Extracted entries:
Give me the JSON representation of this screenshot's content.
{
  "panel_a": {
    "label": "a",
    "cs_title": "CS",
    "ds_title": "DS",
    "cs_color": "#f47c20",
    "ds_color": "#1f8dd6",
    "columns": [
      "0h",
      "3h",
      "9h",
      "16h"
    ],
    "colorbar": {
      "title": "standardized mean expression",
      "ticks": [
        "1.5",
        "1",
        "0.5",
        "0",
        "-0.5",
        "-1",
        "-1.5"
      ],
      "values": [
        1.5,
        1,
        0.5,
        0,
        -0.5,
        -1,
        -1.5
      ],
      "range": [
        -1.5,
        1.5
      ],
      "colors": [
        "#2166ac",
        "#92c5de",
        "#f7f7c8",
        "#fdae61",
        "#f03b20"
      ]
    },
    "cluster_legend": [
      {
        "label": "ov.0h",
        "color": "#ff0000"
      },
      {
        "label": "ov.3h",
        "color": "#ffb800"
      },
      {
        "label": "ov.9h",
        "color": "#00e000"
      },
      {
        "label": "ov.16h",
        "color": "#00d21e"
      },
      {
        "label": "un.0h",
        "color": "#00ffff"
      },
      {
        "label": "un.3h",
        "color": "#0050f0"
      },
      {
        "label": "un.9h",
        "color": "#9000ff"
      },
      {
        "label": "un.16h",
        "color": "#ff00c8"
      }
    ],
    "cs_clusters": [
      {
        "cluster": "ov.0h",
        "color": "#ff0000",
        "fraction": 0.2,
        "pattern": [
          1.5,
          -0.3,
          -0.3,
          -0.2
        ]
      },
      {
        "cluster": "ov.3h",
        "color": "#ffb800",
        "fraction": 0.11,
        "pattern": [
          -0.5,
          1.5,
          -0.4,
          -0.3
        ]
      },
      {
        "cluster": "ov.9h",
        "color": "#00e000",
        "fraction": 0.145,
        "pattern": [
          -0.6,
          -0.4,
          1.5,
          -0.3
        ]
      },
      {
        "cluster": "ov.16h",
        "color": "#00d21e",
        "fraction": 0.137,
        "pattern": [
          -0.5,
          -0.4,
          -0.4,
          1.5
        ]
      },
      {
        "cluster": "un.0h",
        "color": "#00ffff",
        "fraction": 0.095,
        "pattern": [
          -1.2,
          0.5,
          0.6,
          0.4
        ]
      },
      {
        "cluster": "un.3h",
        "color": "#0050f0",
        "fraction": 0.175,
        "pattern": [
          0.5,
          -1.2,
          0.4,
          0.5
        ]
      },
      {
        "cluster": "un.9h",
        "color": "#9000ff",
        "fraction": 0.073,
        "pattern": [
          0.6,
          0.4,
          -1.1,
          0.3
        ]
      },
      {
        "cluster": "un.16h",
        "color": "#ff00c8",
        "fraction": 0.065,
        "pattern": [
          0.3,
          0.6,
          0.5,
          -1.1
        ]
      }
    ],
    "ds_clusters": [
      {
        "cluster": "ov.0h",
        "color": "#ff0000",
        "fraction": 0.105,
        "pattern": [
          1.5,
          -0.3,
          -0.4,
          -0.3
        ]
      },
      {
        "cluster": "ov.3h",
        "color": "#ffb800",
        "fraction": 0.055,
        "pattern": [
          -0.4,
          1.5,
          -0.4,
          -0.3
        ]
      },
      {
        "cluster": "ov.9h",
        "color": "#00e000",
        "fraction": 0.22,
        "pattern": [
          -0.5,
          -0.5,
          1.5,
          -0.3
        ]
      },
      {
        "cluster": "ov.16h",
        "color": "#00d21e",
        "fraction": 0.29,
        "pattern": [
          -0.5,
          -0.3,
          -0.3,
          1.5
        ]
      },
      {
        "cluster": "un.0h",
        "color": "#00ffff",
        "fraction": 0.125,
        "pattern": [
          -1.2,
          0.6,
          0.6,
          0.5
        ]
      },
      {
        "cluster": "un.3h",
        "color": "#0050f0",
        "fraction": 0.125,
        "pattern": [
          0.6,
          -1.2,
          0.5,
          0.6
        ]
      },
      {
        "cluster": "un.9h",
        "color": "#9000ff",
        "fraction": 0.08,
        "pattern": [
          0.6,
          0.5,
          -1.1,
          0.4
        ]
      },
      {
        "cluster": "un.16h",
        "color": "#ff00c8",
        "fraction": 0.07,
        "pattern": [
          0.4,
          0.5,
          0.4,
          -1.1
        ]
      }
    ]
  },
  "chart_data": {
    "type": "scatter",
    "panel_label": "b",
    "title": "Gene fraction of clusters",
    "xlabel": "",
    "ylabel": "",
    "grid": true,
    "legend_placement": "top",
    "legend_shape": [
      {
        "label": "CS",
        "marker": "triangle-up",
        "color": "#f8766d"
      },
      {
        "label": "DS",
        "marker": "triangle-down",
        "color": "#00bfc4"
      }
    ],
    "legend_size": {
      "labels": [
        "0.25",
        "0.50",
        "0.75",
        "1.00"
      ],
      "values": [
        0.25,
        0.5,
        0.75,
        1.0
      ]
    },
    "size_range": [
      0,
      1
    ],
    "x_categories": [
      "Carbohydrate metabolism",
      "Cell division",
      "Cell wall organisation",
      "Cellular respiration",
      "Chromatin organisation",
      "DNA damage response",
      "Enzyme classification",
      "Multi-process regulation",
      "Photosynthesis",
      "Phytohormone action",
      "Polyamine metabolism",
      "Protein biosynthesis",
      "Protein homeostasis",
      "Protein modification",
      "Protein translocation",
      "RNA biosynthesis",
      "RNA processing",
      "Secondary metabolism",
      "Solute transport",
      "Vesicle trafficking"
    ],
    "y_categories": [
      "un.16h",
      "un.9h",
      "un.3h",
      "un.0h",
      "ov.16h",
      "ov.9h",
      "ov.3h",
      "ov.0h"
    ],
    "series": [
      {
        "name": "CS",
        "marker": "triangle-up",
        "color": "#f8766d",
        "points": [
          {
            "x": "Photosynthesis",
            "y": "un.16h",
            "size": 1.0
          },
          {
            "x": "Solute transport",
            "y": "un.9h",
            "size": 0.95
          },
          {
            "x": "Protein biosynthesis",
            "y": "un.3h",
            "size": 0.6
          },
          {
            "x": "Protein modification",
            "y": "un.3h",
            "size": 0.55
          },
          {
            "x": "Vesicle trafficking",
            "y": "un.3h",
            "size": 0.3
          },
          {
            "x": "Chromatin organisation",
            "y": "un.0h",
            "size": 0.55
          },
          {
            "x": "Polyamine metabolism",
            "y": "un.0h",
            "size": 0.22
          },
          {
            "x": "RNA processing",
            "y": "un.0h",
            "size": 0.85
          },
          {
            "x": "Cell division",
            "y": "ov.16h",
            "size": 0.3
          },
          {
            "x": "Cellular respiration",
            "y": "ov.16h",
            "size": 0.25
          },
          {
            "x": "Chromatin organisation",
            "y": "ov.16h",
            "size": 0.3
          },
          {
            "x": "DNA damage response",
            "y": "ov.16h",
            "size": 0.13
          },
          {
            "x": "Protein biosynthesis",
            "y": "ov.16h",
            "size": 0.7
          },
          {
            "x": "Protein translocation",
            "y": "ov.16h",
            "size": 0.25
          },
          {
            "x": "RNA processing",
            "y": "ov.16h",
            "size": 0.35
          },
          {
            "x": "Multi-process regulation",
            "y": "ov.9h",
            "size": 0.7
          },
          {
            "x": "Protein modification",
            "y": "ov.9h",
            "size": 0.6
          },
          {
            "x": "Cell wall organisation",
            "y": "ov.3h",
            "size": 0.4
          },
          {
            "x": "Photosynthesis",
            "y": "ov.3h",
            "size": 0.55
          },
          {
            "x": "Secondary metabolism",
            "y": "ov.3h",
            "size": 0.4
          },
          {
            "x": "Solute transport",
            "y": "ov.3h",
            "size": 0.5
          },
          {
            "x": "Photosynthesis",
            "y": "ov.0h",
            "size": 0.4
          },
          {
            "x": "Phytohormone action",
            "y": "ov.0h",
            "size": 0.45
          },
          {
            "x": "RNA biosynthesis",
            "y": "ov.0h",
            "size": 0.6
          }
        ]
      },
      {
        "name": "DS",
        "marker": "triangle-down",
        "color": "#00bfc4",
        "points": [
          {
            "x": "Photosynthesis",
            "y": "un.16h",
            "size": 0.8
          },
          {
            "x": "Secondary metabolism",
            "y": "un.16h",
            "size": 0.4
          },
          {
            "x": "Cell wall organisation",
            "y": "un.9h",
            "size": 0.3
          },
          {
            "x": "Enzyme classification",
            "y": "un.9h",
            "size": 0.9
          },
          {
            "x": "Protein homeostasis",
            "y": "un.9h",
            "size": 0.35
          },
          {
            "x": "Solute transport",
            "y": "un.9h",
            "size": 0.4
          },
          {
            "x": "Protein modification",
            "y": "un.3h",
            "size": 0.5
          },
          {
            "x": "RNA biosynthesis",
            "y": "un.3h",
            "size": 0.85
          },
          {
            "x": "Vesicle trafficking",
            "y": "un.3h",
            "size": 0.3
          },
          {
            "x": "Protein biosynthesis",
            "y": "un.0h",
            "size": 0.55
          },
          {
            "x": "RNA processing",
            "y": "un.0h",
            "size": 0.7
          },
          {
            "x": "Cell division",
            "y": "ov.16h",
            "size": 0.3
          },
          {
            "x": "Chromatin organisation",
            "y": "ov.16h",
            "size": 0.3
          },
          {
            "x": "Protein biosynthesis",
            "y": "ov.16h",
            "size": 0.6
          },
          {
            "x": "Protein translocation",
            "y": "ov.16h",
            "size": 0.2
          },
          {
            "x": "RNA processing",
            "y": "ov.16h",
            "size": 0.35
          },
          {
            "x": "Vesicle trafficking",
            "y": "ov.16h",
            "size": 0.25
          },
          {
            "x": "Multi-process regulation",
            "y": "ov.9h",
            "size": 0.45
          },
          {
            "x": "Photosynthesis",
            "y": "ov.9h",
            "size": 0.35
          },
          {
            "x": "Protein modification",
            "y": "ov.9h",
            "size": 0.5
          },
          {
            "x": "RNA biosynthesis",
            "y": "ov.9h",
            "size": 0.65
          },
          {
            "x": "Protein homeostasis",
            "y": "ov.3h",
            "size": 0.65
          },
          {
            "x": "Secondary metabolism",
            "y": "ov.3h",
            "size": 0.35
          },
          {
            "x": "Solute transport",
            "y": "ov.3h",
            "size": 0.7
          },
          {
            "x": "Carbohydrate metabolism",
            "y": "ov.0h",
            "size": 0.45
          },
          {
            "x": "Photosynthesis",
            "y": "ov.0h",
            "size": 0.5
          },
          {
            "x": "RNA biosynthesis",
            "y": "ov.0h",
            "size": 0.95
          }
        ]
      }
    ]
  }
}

Exercise description:
For every line in the data above that has the string "Enzyme", return that line.

Exercise response:
      "Enzyme classification",
            "x": "Enzyme classification",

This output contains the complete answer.